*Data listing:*
START
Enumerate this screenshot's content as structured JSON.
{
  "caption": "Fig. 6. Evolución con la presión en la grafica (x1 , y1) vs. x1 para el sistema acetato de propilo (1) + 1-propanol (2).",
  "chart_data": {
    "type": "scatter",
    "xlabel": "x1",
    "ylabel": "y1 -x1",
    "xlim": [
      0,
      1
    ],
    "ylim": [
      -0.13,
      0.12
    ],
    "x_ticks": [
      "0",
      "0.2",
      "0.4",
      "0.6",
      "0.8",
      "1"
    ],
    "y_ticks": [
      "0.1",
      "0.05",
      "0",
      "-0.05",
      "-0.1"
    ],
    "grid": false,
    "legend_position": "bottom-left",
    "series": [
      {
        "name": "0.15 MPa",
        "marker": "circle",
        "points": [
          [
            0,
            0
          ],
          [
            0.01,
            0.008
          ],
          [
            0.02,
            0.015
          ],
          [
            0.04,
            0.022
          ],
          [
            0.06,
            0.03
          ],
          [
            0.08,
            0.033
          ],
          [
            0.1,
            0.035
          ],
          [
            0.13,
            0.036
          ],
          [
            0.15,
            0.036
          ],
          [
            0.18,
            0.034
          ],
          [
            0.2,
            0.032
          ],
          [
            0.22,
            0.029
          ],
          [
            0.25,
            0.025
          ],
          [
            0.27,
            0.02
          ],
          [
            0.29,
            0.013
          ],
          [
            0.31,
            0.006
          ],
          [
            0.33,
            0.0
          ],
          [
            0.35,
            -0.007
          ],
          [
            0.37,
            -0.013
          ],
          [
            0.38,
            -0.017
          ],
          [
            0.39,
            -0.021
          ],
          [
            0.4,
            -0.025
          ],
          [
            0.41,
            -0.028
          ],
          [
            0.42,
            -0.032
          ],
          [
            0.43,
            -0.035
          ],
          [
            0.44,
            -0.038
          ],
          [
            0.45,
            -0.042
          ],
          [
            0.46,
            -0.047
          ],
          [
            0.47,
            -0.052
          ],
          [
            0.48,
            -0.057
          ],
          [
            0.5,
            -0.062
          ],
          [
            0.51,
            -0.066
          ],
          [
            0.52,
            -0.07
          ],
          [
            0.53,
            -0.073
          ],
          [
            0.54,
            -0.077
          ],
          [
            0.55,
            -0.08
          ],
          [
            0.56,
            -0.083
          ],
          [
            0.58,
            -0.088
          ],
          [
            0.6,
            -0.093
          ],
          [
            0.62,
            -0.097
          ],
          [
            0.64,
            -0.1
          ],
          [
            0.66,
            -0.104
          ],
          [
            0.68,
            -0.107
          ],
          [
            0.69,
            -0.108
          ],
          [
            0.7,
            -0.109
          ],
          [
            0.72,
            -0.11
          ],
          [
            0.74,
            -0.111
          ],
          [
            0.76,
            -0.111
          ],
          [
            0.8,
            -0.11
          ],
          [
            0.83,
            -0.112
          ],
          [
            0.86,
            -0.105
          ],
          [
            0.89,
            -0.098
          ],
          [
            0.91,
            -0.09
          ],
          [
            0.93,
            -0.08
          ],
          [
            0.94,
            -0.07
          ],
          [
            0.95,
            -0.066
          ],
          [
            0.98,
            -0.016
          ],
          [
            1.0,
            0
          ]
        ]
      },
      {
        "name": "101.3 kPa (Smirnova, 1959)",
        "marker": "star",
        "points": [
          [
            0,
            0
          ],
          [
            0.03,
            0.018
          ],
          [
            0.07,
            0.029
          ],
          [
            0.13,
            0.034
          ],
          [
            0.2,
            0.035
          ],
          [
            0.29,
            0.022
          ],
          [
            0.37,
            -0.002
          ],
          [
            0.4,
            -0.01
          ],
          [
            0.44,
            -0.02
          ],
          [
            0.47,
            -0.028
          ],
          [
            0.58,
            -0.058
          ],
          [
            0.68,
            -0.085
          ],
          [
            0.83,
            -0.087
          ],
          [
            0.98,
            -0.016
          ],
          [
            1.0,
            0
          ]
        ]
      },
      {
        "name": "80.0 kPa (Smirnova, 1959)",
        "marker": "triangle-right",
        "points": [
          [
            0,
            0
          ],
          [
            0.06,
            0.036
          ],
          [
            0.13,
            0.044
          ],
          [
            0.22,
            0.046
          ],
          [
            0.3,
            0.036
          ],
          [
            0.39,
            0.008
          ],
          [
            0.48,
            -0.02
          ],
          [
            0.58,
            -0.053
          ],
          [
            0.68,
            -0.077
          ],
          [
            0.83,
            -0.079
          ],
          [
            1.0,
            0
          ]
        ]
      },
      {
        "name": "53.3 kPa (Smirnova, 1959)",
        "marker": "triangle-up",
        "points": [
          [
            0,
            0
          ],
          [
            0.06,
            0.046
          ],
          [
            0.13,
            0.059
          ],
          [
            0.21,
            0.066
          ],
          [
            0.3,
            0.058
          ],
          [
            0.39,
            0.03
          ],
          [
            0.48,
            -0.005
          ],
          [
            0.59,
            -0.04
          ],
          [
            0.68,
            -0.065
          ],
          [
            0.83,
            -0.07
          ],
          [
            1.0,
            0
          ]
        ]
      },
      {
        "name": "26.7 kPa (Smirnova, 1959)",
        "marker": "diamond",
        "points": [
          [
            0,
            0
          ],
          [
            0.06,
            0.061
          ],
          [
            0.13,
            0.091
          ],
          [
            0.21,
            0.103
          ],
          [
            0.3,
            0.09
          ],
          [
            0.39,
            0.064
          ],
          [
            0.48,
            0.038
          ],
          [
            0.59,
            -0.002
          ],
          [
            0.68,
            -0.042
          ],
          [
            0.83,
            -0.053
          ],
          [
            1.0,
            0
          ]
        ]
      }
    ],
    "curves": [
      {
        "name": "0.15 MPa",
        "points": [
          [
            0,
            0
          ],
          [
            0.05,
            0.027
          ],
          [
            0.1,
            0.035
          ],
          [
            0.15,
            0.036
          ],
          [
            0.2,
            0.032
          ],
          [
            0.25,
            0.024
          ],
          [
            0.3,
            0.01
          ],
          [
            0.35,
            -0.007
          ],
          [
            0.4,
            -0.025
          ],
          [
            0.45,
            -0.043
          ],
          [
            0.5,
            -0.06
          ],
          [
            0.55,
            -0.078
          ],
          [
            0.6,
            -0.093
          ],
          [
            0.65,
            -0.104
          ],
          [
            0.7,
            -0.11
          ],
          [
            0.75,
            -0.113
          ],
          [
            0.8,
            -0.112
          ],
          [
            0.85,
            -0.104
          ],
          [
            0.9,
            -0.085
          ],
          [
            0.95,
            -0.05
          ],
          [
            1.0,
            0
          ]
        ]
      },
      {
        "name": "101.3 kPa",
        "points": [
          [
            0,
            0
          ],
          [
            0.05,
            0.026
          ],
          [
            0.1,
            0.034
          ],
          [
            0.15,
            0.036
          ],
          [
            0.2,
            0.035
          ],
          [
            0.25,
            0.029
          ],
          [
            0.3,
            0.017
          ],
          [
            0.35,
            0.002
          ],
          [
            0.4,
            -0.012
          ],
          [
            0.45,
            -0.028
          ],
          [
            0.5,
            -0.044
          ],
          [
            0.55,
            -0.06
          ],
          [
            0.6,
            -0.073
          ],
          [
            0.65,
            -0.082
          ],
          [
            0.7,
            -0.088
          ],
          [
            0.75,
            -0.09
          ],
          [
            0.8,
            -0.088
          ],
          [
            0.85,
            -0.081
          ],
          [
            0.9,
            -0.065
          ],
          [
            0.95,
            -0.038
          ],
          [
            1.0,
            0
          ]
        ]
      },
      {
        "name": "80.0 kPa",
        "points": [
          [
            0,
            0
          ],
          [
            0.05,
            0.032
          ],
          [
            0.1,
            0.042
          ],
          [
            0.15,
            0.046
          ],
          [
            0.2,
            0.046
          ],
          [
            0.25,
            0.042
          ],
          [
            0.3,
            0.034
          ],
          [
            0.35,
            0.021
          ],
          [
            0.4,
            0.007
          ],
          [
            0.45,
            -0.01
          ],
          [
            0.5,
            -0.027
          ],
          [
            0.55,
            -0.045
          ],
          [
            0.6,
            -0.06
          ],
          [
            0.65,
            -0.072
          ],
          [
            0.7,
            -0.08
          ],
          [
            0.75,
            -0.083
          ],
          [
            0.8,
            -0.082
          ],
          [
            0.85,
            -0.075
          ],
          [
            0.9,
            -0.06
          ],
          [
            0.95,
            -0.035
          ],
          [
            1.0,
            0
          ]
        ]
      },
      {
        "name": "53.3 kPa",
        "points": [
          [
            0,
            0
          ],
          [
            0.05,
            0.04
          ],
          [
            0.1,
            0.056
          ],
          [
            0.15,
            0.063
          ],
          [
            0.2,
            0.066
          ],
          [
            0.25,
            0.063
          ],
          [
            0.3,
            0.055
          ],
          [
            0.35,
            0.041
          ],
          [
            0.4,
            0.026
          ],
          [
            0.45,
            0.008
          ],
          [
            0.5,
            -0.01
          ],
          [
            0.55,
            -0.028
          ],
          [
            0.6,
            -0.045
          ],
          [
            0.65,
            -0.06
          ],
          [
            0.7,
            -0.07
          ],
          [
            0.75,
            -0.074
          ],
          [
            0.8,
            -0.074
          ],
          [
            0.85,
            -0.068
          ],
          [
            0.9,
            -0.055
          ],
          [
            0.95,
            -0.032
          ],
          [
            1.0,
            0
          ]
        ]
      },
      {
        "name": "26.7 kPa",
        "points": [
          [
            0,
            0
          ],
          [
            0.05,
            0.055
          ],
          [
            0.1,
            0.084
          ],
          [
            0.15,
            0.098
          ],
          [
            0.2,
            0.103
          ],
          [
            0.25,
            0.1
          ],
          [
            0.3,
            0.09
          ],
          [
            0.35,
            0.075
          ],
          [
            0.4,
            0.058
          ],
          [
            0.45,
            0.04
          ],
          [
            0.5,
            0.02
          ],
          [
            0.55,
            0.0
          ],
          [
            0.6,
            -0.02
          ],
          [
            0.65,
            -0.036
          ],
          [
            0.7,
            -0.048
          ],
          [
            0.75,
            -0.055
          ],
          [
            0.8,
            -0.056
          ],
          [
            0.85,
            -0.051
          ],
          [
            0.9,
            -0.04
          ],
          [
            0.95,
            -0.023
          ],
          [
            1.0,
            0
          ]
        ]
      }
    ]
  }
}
END
Report how many lines in these entries contain "Smirnova". Answer with the number only.

*Answer for the task:* 4